## Task instructions
1. In the case study on Sequoia Capital's move from Datadog to CloudWatch, across how many AWS environments was the observability stack migrated?
2. Print the case study on Sequoia Capital's Datadog-to-CloudWatch migration from "Sequoia Capital is a" to "across multiple environments.".
3. Write what comes next in the case study on Sequoia Capital's Datadog-to-CloudWatch migration, beginning after its final sentence.

## Selected extract

From Datadog to CloudWatch: How Sequoia Capital Eliminated a Six-Figure Observability Bill Without Losing a Single Alert

From Datadog to CloudWatch: How Sequoia Capital Eliminated a Six-Figure Observability Bill Without Losing a Single Alert
Client

Sequoia Capital

Location

Menlo Park, California

Industry

Financial Services / Venture Capital

Services & Tech

Amazon CloudWatch Logs Amazon CloudWatch Metrics & Alarms Amazon SNS Amazon ECS on AWS Fargate AWS IAM Fluent Bit / FireLens Terraform / Infrastructure-as-Code

Project Overview

Sequoia Capital is one of the world’s most recognized venture capital firms, managing a complex AWS infrastructure to support its engineering operations. Despite using Datadog for infrastructure monitoring and log aggregation, Sequoia’s actual usage was limited to basic CPU and memory threshold alerts and log forwarding, a functionality well within the capabilities of AWS-native services. Facing a contract renewal deadline, Sequoia engaged Avahi to migrate its observability stack from Datadog to Amazon CloudWatch across three AWS environments, eliminating unnecessary third-party costs while maintaining full monitoring coverage. The result was a clean, fully IaC-managed migration completed before the renewal deadline, leaving Sequoia’s team with an auditable, maintainable, and cost-effective observability solution they own outright.

About The
 Customer

Sequoia Capital is a leading global venture capital firm headquartered in Menlo Park, California, with decades of experience backing transformative technology companies across every stage of growth. Their engineering team manages AWS-based infrastructure supporting internal and public-facing operations, running containerized workloads on Amazon ECS on AWS Fargate across multiple environments.

## Data extracts
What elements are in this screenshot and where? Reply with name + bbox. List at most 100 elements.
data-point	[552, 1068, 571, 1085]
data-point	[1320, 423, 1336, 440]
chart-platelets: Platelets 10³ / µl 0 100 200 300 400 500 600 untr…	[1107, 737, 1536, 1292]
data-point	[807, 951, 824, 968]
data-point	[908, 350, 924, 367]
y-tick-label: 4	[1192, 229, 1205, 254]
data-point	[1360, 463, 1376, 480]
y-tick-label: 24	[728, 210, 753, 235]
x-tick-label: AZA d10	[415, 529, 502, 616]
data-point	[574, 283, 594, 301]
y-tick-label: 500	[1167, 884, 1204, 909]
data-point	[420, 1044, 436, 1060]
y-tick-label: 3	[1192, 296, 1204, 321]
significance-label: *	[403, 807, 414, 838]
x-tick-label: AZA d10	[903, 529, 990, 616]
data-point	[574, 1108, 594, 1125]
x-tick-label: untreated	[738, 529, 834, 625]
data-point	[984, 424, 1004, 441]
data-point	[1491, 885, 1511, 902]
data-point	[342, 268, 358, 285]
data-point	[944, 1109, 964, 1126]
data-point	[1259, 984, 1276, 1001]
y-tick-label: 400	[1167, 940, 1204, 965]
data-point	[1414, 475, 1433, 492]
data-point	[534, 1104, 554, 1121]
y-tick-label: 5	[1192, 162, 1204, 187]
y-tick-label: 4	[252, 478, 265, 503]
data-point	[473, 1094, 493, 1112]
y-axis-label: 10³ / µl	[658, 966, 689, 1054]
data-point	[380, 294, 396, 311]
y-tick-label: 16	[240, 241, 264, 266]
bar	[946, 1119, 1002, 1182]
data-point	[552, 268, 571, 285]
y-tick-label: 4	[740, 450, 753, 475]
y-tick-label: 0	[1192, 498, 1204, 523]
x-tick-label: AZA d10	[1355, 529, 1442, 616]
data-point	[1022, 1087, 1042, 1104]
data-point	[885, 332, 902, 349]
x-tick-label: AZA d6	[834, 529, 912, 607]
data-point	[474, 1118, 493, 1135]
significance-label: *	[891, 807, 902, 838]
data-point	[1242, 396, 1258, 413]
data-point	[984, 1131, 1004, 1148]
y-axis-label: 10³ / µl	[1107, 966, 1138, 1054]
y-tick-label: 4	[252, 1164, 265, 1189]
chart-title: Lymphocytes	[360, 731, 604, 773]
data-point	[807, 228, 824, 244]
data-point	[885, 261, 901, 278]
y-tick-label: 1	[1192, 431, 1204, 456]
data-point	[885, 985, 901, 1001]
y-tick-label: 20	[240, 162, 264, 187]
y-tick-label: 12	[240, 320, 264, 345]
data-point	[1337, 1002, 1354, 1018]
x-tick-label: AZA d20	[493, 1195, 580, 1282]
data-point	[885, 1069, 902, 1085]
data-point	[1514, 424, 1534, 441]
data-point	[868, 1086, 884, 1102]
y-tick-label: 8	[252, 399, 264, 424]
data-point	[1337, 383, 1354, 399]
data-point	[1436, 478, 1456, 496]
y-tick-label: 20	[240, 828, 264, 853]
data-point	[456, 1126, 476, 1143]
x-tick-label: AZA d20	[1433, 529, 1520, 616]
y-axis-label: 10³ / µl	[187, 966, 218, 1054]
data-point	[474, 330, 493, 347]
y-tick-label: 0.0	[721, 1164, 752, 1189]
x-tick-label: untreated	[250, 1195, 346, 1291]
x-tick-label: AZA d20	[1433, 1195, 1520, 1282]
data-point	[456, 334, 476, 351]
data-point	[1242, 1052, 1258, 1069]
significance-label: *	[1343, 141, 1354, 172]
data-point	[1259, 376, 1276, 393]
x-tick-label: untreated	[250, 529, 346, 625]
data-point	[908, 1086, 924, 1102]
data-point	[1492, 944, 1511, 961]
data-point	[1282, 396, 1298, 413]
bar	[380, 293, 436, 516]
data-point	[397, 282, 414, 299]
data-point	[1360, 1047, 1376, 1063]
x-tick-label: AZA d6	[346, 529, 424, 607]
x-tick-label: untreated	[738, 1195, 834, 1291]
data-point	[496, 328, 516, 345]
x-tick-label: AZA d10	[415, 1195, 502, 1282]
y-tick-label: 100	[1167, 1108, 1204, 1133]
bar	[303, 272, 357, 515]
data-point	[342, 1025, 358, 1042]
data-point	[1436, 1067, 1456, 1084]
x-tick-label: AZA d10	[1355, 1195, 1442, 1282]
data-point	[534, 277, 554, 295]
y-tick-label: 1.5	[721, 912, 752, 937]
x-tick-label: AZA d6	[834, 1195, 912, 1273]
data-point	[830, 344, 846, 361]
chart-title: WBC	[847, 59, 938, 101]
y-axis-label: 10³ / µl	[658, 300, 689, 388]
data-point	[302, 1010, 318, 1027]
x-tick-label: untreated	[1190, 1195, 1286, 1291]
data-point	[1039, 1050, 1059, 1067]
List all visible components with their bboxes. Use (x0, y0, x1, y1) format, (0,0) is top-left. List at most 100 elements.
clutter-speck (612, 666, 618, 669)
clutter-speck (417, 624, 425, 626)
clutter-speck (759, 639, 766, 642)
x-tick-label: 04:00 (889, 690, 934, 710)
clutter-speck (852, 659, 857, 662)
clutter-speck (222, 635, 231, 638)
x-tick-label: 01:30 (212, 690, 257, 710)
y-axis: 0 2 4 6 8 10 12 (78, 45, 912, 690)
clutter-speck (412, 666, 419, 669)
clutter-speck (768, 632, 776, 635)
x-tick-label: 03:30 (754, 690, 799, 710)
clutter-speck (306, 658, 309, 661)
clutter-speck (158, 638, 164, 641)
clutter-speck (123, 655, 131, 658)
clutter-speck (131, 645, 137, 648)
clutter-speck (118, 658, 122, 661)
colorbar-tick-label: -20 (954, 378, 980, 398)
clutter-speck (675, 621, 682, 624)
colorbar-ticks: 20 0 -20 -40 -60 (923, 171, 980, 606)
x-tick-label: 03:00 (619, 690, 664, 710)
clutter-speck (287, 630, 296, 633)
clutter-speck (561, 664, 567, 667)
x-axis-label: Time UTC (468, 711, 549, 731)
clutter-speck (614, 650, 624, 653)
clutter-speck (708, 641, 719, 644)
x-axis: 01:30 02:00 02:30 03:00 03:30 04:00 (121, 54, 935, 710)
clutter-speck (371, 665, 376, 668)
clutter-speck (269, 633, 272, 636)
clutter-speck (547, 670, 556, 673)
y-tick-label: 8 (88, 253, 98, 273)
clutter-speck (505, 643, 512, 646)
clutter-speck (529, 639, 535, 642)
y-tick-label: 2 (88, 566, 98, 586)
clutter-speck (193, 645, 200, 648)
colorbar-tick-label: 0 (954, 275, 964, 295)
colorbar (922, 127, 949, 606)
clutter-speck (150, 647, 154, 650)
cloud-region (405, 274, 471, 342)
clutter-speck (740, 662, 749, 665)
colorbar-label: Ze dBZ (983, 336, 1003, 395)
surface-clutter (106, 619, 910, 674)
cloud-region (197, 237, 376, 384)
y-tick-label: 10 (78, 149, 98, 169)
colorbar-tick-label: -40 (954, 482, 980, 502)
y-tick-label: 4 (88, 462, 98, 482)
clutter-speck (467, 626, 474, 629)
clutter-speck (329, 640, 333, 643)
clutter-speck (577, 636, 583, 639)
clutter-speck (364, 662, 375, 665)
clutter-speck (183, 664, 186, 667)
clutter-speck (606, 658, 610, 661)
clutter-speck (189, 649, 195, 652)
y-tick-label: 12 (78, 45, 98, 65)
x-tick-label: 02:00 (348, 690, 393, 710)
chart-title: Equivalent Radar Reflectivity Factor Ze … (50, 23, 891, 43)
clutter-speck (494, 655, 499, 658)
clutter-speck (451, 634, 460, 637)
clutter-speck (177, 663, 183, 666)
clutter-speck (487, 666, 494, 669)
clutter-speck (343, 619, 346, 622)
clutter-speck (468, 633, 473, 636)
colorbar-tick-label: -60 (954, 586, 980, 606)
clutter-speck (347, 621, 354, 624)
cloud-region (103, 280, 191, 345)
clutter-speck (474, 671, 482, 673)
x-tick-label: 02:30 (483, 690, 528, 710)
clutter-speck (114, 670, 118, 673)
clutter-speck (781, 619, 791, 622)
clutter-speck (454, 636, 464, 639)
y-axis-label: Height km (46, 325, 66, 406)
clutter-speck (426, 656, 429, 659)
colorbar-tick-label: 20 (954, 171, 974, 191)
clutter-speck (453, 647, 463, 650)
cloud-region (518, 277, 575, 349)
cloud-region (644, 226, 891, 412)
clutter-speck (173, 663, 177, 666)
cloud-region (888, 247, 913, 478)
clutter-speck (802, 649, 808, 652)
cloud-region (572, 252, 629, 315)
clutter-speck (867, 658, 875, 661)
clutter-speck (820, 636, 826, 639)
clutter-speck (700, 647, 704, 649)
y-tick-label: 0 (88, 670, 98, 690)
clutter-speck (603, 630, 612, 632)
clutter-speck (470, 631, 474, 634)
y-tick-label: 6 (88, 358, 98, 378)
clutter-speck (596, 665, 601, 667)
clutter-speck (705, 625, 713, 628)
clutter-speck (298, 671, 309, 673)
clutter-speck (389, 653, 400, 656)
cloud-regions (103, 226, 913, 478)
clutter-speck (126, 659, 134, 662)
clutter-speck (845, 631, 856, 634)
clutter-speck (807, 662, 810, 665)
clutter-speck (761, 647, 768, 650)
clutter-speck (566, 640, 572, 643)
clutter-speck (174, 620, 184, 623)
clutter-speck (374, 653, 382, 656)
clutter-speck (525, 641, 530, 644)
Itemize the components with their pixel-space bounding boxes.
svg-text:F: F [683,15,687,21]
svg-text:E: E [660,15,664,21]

## Task-by-task results
1. Three AWS environments.

2.
Sequoia Capital is a leading global venture capital firm headquartered in Menlo Park, California, with decades of experience backing transformative technology companies across every stage of growth. Their engineering team manages AWS-based infrastructure supporting internal and public-facing operations, running containerized workloads on Amazon ECS on AWS Fargate across multiple environments.

3.
The 
Problem

Sequoia Capital’s engineering team had been using Datadog as their observability platform for infrastructure monitoring and log aggregation. In practice, however, their usage was narrow: CPU and memory threshold alerts, and log forwarding. Datadog’s more advanced capabilities (dashboards, APM traces, synthetic uptime monitors, and anomaly detection) went entirely unused.
As Datadog’s annual renewal approached, Sequoia’s leadership recognized a clear misalignment between what they were paying for and what they were actually using. AWS’s own native observability services — Amazon CloudWatch Logs and CloudWatch Alarms — are fully capable of handling the same workload at a significantly lower cost. Continuing to renew the Datadog subscription meant paying a premium for a sophisticated third-party platform to perform work that their existing AWS environment could handle natively.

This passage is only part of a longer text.